» **What is needed**
Say how many lines in the data below contain the word "ratio", and give no other text.

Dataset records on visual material
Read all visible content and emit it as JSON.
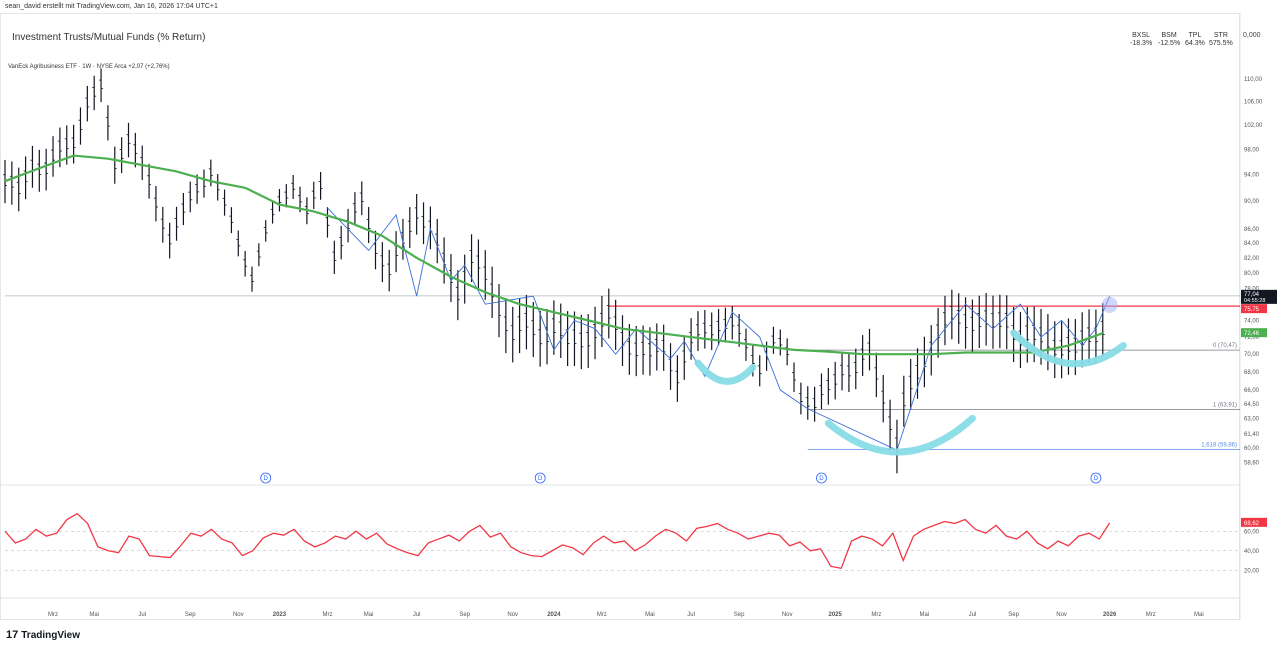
{
  "header": {
    "attribution": "sean_david erstellt mit TradingView.com, Jan 16, 2026 17:04 UTC+1",
    "title": "Investment Trusts/Mutual Funds (% Return)",
    "series_label": "VanEck Agribusiness ETF · 1W · NYSE Arca  +2,07 (+2,76%)",
    "returns": [
      {
        "ticker": "BXSL",
        "value": "-18.3%"
      },
      {
        "ticker": "BSM",
        "value": "-12.5%"
      },
      {
        "ticker": "TPL",
        "value": "64.3%"
      },
      {
        "ticker": "STR",
        "value": "575.5%"
      }
    ],
    "right_value": "0,000"
  },
  "footer": {
    "brand": "TradingView",
    "logo_text": "17"
  },
  "colors": {
    "up": "#131722",
    "ma": "#4caf50",
    "resistance": "#f23645",
    "rsi": "#f23645",
    "zigzag": "#3a6fd8",
    "marker": "#88dce6",
    "fib": "#787b86",
    "fib_ext": "#5b8def"
  },
  "chart_data": {
    "type": "line",
    "main": {
      "y_ticks": [
        110,
        106,
        102,
        98,
        94,
        90,
        86,
        84,
        82,
        80,
        78,
        76,
        74,
        72,
        70,
        68,
        66,
        64.5,
        63,
        61.4,
        60,
        58.6
      ],
      "y_tick_labels": [
        "110,00",
        "106,00",
        "102,00",
        "98,00",
        "94,00",
        "90,00",
        "86,00",
        "84,00",
        "82,00",
        "80,00",
        "78,00",
        "76,00",
        "74,00",
        "72,00",
        "70,00",
        "68,00",
        "66,00",
        "64,50",
        "63,00",
        "61,40",
        "60,00",
        "58,60"
      ],
      "ylim": [
        57.5,
        112
      ],
      "log_scale": true,
      "x_range": [
        0,
        180
      ],
      "price_series": [
        [
          0,
          93
        ],
        [
          2,
          91
        ],
        [
          4,
          96
        ],
        [
          6,
          95
        ],
        [
          8,
          97.5
        ],
        [
          10,
          99.5
        ],
        [
          12,
          106
        ],
        [
          14,
          108
        ],
        [
          16,
          96
        ],
        [
          18,
          100
        ],
        [
          20,
          95
        ],
        [
          22,
          90
        ],
        [
          24,
          85
        ],
        [
          26,
          88
        ],
        [
          28,
          92
        ],
        [
          30,
          95
        ],
        [
          32,
          89
        ],
        [
          34,
          84
        ],
        [
          36,
          80
        ],
        [
          38,
          85
        ],
        [
          40,
          90
        ],
        [
          42,
          93
        ],
        [
          44,
          88
        ],
        [
          46,
          92
        ],
        [
          48,
          83
        ],
        [
          50,
          86
        ],
        [
          52,
          90
        ],
        [
          54,
          84
        ],
        [
          56,
          80
        ],
        [
          58,
          84
        ],
        [
          60,
          89
        ],
        [
          62,
          86
        ],
        [
          64,
          81
        ],
        [
          66,
          78
        ],
        [
          68,
          82
        ],
        [
          70,
          79
        ],
        [
          72,
          76
        ],
        [
          74,
          72.5
        ],
        [
          76,
          73
        ],
        [
          78,
          72.5
        ],
        [
          80,
          73.5
        ],
        [
          82,
          71
        ],
        [
          84,
          72
        ],
        [
          86,
          73
        ],
        [
          88,
          74
        ],
        [
          90,
          72
        ],
        [
          92,
          71
        ],
        [
          94,
          69.5
        ],
        [
          96,
          71
        ],
        [
          98,
          68
        ],
        [
          100,
          71
        ],
        [
          102,
          73
        ],
        [
          104,
          74
        ],
        [
          106,
          73
        ],
        [
          108,
          71
        ],
        [
          110,
          69
        ],
        [
          112,
          71
        ],
        [
          114,
          70
        ],
        [
          116,
          66
        ],
        [
          118,
          64
        ],
        [
          120,
          66
        ],
        [
          122,
          69
        ],
        [
          124,
          68
        ],
        [
          126,
          70
        ],
        [
          128,
          66
        ],
        [
          130,
          60
        ],
        [
          131,
          64
        ],
        [
          132,
          66
        ],
        [
          134,
          70
        ],
        [
          136,
          72.5
        ],
        [
          138,
          74
        ],
        [
          140,
          74.5
        ],
        [
          142,
          74
        ],
        [
          144,
          73
        ],
        [
          146,
          74.5
        ],
        [
          148,
          72
        ],
        [
          150,
          71.5
        ],
        [
          152,
          72
        ],
        [
          154,
          71
        ],
        [
          156,
          70
        ],
        [
          158,
          72.5
        ],
        [
          160,
          73.5
        ],
        [
          161,
          77
        ]
      ],
      "ma_series": [
        [
          0,
          93
        ],
        [
          5,
          95
        ],
        [
          10,
          97
        ],
        [
          15,
          96.5
        ],
        [
          20,
          95.5
        ],
        [
          25,
          94.5
        ],
        [
          30,
          93
        ],
        [
          35,
          92
        ],
        [
          40,
          89.5
        ],
        [
          45,
          88.5
        ],
        [
          50,
          87
        ],
        [
          55,
          85
        ],
        [
          60,
          82
        ],
        [
          65,
          79.5
        ],
        [
          70,
          77.5
        ],
        [
          75,
          76
        ],
        [
          80,
          75
        ],
        [
          85,
          74
        ],
        [
          90,
          73
        ],
        [
          95,
          72.5
        ],
        [
          100,
          72
        ],
        [
          105,
          71.5
        ],
        [
          110,
          71
        ],
        [
          115,
          70.5
        ],
        [
          120,
          70.3
        ],
        [
          125,
          70
        ],
        [
          130,
          70
        ],
        [
          135,
          70
        ],
        [
          140,
          70.2
        ],
        [
          145,
          70.2
        ],
        [
          150,
          70.2
        ],
        [
          155,
          71
        ],
        [
          160,
          72.46
        ]
      ],
      "zigzag": [
        [
          47,
          89
        ],
        [
          53,
          83
        ],
        [
          57,
          88
        ],
        [
          60,
          77
        ],
        [
          62,
          86
        ],
        [
          65,
          79
        ],
        [
          67,
          81
        ],
        [
          70,
          76
        ],
        [
          77,
          77
        ],
        [
          80,
          70.5
        ],
        [
          83,
          74
        ],
        [
          86,
          73
        ],
        [
          89,
          70
        ],
        [
          92,
          73
        ],
        [
          97,
          69.5
        ],
        [
          99,
          71.5
        ],
        [
          102,
          67.5
        ],
        [
          106,
          75
        ],
        [
          110,
          72
        ],
        [
          113,
          66
        ],
        [
          117,
          64
        ],
        [
          130,
          59.8
        ],
        [
          135,
          71
        ],
        [
          140,
          76
        ],
        [
          144,
          73
        ],
        [
          148,
          76
        ],
        [
          151,
          72
        ],
        [
          154,
          74
        ],
        [
          157,
          71
        ],
        [
          159,
          73
        ],
        [
          161,
          77
        ]
      ],
      "resistance": {
        "value": 75.75,
        "label": "75,75"
      },
      "last_price": {
        "value": 77.04,
        "label": "77,04",
        "countdown": "04:55:28"
      },
      "ma_last": {
        "value": 72.46,
        "label": "72,46"
      },
      "fib_levels": [
        {
          "ratio": "0 (70,47)",
          "value": 70.47
        },
        {
          "ratio": "1 (63,91)",
          "value": 63.91
        },
        {
          "ratio": "1,618 (59,86)",
          "value": 59.86
        }
      ],
      "dividend_marker": "D",
      "dividend_x": [
        38,
        78,
        119,
        159
      ]
    },
    "rsi": {
      "y_ticks": [
        60,
        40,
        20
      ],
      "y_tick_labels": [
        "60,00",
        "40,00",
        "20,00"
      ],
      "ylim": [
        10,
        90
      ],
      "last": {
        "value": 68.62,
        "label": "68,62"
      },
      "values": [
        60,
        48,
        52,
        62,
        55,
        58,
        72,
        78,
        68,
        44,
        40,
        38,
        55,
        52,
        35,
        34,
        33,
        45,
        58,
        55,
        62,
        52,
        48,
        35,
        40,
        53,
        58,
        56,
        62,
        50,
        44,
        48,
        55,
        52,
        60,
        52,
        58,
        47,
        42,
        38,
        35,
        48,
        52,
        56,
        50,
        60,
        66,
        54,
        58,
        44,
        38,
        35,
        34,
        40,
        46,
        43,
        36,
        48,
        55,
        48,
        50,
        40,
        46,
        55,
        62,
        58,
        50,
        63,
        65,
        68,
        62,
        58,
        52,
        55,
        58,
        56,
        45,
        49,
        40,
        42,
        24,
        22,
        50,
        55,
        52,
        45,
        58,
        30,
        55,
        62,
        66,
        70,
        68,
        72,
        62,
        58,
        66,
        55,
        52,
        60,
        48,
        42,
        50,
        45,
        55,
        58,
        52,
        68.62
      ],
      "x_start": 0,
      "x_end": 161
    },
    "x_axis": [
      {
        "label": "Mrz",
        "x": 7
      },
      {
        "label": "Mai",
        "x": 13
      },
      {
        "label": "Jul",
        "x": 20
      },
      {
        "label": "Sep",
        "x": 27
      },
      {
        "label": "Nov",
        "x": 34
      },
      {
        "label": "2023",
        "x": 40
      },
      {
        "label": "Mrz",
        "x": 47
      },
      {
        "label": "Mai",
        "x": 53
      },
      {
        "label": "Jul",
        "x": 60
      },
      {
        "label": "Sep",
        "x": 67
      },
      {
        "label": "Nov",
        "x": 74
      },
      {
        "label": "2024",
        "x": 80
      },
      {
        "label": "Mrz",
        "x": 87
      },
      {
        "label": "Mai",
        "x": 94
      },
      {
        "label": "Jul",
        "x": 100
      },
      {
        "label": "Sep",
        "x": 107
      },
      {
        "label": "Nov",
        "x": 114
      },
      {
        "label": "2025",
        "x": 121
      },
      {
        "label": "Mrz",
        "x": 127
      },
      {
        "label": "Mai",
        "x": 134
      },
      {
        "label": "Jul",
        "x": 141
      },
      {
        "label": "Sep",
        "x": 147
      },
      {
        "label": "Nov",
        "x": 154
      },
      {
        "label": "2026",
        "x": 161
      },
      {
        "label": "Mrz",
        "x": 167
      },
      {
        "label": "Mai",
        "x": 174
      }
    ]
  }
}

» **Completed task**
3